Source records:
______________________________
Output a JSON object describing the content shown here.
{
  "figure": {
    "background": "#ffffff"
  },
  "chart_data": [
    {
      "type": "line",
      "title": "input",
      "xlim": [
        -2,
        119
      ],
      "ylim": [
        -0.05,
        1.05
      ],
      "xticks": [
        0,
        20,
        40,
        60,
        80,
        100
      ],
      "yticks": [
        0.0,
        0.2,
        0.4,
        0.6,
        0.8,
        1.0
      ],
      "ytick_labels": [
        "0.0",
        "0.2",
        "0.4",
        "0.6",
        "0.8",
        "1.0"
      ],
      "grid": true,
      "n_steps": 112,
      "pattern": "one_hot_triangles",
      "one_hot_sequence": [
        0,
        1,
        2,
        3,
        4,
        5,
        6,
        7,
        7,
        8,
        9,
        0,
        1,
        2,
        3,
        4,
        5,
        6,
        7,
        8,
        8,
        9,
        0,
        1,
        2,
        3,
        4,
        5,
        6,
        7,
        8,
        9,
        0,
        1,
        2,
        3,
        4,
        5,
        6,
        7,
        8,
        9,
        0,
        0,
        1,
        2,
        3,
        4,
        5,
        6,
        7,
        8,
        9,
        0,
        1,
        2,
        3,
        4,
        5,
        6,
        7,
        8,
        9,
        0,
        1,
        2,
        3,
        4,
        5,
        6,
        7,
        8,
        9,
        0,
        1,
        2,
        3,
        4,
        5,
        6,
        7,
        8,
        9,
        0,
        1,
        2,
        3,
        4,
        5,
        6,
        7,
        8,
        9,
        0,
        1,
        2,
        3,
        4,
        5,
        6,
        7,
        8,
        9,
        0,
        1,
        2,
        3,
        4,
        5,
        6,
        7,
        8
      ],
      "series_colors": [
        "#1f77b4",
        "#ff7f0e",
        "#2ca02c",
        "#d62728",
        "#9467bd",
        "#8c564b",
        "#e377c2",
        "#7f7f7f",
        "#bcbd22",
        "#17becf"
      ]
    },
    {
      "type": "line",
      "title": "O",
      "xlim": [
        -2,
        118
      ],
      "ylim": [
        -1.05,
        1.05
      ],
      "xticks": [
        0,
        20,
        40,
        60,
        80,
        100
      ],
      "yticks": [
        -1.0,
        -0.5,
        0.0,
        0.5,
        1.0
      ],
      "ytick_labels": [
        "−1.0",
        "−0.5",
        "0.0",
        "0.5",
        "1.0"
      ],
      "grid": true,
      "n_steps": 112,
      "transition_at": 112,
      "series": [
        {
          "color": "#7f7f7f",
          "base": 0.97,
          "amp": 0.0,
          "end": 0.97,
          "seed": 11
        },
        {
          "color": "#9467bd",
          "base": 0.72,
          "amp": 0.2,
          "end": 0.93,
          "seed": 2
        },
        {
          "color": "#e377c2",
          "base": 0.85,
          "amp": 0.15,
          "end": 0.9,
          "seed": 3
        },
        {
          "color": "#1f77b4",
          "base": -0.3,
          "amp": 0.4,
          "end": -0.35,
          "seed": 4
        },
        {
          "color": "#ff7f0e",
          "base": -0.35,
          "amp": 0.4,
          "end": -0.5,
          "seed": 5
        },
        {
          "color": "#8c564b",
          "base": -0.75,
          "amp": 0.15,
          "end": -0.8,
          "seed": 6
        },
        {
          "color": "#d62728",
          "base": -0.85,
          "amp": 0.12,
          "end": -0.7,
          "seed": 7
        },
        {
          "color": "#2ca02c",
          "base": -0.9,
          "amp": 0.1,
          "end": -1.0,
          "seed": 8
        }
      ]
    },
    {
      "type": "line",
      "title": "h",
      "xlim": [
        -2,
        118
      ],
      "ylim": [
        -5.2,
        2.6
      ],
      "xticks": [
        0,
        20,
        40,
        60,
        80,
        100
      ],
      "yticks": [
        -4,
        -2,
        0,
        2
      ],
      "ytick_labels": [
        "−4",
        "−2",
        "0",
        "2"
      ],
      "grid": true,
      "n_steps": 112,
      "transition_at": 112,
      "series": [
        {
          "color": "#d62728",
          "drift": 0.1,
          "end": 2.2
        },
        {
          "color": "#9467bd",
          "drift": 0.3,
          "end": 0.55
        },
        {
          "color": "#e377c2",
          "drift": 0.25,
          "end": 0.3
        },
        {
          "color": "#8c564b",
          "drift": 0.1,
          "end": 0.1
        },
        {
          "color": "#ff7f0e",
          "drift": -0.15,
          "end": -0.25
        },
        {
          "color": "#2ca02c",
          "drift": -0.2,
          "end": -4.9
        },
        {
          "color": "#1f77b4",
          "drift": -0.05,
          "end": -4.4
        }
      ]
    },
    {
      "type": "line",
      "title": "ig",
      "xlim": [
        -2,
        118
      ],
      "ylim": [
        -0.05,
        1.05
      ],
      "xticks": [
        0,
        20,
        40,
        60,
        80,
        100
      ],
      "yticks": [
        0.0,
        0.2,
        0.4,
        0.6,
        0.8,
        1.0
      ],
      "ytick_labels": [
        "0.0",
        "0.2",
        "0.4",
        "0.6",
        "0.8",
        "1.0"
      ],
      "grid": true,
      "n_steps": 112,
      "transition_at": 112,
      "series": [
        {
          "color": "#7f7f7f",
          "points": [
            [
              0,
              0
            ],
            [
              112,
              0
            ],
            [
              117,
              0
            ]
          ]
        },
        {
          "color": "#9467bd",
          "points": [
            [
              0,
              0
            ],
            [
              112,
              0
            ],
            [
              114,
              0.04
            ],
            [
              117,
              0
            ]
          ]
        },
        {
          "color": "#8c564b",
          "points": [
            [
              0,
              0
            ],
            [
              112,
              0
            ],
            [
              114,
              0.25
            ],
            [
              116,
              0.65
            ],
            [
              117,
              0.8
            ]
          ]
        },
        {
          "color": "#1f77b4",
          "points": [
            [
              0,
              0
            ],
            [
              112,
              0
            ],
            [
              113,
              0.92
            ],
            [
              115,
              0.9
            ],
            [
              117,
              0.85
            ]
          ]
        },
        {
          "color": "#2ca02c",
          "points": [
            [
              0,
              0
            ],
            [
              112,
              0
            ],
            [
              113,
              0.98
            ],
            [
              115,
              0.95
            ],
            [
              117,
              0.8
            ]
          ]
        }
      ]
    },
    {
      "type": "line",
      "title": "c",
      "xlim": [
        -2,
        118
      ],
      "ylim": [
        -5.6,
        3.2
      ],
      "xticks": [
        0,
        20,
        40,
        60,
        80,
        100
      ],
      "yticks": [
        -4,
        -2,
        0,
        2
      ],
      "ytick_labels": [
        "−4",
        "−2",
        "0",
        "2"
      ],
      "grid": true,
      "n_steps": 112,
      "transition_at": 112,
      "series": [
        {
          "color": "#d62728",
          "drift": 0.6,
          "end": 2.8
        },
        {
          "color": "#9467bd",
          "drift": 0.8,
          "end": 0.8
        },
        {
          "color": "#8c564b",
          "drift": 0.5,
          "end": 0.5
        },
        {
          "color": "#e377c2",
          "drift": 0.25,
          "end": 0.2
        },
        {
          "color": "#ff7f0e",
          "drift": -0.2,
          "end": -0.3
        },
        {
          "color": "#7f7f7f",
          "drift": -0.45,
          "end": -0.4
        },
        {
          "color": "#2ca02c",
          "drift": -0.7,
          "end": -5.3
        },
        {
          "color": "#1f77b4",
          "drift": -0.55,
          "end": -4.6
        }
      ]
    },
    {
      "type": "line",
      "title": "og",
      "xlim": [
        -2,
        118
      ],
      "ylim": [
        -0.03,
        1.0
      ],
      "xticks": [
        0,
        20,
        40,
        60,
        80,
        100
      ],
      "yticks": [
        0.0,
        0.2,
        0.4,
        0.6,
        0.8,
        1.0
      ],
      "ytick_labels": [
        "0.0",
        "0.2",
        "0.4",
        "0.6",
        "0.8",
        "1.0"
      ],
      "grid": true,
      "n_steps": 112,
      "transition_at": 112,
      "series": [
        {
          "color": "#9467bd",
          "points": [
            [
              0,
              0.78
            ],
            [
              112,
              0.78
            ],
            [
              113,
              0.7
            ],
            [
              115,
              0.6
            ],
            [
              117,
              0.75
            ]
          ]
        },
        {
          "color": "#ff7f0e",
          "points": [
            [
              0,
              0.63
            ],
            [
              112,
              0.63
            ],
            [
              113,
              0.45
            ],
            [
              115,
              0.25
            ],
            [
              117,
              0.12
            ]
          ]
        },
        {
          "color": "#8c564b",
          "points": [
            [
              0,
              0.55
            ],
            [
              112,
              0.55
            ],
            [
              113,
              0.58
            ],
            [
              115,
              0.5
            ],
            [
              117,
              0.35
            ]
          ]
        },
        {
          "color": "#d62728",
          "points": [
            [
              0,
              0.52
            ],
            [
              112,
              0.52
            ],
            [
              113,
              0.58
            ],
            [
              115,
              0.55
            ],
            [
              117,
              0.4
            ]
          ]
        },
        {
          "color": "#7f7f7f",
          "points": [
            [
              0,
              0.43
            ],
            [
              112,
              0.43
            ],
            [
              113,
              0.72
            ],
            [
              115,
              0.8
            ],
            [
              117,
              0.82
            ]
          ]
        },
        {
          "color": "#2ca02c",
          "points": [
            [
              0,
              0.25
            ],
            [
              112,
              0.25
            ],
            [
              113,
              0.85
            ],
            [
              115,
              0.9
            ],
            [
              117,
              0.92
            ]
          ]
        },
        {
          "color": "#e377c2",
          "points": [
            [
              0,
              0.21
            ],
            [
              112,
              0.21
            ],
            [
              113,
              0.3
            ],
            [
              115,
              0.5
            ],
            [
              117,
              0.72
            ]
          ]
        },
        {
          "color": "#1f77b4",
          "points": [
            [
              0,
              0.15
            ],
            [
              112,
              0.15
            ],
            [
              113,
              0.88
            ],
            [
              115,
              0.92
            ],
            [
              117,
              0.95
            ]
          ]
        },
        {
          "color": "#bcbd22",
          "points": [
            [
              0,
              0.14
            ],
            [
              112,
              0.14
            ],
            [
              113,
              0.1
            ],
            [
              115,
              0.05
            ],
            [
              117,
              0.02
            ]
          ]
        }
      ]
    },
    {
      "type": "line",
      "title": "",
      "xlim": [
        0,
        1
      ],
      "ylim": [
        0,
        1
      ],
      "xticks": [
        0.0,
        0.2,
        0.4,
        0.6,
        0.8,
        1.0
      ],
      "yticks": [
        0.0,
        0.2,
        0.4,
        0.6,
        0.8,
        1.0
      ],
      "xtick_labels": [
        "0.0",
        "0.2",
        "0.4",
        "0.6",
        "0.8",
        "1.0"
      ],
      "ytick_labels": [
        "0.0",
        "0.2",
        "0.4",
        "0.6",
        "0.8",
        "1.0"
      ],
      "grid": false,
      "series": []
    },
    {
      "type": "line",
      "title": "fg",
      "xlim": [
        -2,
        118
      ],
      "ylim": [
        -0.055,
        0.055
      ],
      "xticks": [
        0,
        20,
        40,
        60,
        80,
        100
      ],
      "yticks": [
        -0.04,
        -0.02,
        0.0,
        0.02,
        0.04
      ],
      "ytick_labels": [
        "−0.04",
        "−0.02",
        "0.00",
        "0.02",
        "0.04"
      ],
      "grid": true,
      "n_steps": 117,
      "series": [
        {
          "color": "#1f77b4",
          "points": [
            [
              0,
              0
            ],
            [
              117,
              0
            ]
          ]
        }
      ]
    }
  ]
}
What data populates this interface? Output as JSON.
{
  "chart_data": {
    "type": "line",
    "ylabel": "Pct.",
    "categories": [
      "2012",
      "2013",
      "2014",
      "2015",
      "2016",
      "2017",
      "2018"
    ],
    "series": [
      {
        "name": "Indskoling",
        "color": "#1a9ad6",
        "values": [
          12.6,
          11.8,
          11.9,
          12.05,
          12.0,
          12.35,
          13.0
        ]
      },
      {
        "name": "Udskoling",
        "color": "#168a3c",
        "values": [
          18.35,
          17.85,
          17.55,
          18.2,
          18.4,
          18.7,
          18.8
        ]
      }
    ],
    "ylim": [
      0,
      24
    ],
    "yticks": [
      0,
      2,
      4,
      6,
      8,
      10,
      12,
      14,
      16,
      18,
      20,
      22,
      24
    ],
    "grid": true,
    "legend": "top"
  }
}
______________________________
### [Aim]
Copy out the lines in which the string "title" appears.

### [Solution to the problem]
      "title": "input",
      "title": "O",
      "title": "h",
      "title": "ig",
      "title": "c",
      "title": "og",
      "title": "",
      "title": "fg",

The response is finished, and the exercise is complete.